__Records provided__.
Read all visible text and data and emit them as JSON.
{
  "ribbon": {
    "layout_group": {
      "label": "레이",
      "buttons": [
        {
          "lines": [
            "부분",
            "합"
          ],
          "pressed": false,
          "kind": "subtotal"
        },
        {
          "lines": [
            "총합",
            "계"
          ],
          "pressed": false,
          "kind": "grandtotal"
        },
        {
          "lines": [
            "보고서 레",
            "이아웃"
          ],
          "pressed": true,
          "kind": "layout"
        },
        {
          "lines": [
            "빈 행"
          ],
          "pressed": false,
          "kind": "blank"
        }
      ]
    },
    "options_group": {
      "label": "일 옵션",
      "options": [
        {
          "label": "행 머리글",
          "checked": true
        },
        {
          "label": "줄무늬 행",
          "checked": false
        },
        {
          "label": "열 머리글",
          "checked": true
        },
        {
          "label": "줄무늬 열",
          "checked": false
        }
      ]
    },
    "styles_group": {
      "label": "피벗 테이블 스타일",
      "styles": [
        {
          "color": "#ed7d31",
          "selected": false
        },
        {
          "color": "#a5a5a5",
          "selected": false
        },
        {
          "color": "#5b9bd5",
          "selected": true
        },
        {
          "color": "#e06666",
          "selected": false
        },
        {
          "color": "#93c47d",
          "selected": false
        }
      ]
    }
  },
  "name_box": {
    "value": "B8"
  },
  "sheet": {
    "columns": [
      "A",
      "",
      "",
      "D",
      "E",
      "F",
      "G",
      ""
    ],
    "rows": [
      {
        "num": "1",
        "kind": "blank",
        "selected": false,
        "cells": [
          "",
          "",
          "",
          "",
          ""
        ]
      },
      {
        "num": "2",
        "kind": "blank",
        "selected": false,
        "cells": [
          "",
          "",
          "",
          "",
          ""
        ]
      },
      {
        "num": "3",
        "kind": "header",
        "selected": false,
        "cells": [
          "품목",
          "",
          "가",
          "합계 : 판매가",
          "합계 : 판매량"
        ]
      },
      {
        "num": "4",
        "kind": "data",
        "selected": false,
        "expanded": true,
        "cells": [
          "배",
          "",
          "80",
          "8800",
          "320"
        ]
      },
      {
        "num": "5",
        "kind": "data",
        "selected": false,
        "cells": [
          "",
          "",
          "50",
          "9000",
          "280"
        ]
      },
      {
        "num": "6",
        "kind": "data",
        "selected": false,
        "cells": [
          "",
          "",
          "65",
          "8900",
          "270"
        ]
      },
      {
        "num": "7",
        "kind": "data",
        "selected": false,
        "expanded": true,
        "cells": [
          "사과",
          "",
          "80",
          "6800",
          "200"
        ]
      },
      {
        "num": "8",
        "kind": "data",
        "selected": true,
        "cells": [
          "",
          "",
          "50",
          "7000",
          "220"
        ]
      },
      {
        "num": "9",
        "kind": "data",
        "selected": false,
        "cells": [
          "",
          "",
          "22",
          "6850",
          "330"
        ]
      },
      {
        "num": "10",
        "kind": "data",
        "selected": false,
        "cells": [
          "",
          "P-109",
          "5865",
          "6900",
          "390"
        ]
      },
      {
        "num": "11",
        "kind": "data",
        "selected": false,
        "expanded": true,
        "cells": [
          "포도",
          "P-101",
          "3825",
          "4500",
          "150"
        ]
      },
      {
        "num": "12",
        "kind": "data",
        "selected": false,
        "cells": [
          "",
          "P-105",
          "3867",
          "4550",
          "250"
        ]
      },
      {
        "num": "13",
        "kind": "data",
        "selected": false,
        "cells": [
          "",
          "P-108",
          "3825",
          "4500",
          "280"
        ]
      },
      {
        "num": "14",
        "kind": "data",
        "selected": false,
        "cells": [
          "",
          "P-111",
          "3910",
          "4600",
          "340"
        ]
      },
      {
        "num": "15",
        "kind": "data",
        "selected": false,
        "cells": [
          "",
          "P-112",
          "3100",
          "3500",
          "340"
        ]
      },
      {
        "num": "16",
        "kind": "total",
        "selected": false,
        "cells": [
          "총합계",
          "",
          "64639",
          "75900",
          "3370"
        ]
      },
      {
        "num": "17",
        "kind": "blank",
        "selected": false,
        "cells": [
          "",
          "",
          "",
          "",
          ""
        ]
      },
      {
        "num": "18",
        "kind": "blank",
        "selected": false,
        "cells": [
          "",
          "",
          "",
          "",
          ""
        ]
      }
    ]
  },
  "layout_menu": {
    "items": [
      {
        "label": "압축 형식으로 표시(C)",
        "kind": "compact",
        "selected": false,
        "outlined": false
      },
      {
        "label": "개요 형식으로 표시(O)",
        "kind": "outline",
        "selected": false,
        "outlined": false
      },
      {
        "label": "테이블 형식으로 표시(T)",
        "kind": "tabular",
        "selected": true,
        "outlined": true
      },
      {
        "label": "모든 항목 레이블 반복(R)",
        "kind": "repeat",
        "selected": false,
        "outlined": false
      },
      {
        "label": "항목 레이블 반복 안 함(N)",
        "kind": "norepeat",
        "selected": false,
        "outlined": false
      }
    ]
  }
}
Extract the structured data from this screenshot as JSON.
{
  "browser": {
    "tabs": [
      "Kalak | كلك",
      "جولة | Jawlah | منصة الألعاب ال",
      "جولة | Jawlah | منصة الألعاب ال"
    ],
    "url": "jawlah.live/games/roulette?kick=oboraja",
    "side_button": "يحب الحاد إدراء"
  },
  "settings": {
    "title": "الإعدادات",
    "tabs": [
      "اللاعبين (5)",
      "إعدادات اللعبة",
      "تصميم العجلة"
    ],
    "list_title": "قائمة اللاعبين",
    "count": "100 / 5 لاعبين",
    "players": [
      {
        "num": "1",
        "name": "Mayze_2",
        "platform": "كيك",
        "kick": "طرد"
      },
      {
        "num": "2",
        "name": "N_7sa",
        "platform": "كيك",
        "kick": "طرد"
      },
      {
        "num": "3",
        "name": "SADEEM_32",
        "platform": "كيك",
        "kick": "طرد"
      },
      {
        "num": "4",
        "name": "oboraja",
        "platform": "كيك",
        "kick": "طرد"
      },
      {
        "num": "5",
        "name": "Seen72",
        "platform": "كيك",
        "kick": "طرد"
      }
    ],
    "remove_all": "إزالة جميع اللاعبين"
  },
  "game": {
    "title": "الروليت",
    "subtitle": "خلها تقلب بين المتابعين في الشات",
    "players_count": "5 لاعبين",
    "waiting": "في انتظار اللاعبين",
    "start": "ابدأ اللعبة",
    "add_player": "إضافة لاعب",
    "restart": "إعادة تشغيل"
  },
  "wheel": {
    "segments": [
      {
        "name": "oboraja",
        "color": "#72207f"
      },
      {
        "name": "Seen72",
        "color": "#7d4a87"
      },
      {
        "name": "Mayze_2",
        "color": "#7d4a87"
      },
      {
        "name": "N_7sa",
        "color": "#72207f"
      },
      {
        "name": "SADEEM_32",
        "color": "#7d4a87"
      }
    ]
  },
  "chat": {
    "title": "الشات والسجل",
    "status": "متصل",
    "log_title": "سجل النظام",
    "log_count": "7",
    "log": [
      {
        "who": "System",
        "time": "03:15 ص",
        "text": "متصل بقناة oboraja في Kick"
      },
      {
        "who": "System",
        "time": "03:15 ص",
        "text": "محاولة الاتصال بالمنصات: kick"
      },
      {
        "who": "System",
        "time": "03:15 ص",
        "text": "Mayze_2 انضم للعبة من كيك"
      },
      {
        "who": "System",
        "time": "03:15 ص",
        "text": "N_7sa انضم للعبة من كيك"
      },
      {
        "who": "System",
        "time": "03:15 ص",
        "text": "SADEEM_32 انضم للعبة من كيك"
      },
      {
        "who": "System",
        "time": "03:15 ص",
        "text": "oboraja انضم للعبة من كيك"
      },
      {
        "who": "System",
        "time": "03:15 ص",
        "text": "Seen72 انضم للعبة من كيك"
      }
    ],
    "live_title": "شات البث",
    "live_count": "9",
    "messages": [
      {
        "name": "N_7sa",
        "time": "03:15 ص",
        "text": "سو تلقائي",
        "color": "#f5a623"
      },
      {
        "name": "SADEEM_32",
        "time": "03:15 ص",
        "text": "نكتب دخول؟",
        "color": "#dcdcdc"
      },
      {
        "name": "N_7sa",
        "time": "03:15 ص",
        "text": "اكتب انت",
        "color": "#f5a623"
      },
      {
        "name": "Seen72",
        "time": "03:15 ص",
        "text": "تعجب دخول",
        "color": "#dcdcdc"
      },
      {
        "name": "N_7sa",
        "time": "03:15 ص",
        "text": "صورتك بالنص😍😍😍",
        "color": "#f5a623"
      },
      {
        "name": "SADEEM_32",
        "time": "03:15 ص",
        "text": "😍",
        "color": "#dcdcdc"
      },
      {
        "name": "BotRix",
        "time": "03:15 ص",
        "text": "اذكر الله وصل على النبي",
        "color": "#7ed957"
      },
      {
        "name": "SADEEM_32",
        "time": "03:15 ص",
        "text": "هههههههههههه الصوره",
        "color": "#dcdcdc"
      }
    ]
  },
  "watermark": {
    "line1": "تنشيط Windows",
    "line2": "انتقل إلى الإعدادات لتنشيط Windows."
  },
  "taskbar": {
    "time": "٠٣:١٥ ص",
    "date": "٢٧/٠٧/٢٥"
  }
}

__Work to do__. Copy all lines from the entries that contain the word "الألعاب".

__Answer in full__.
      "جولة | Jawlah | منصة الألعاب ال",
      "جولة | Jawlah | منصة الألعاب ال"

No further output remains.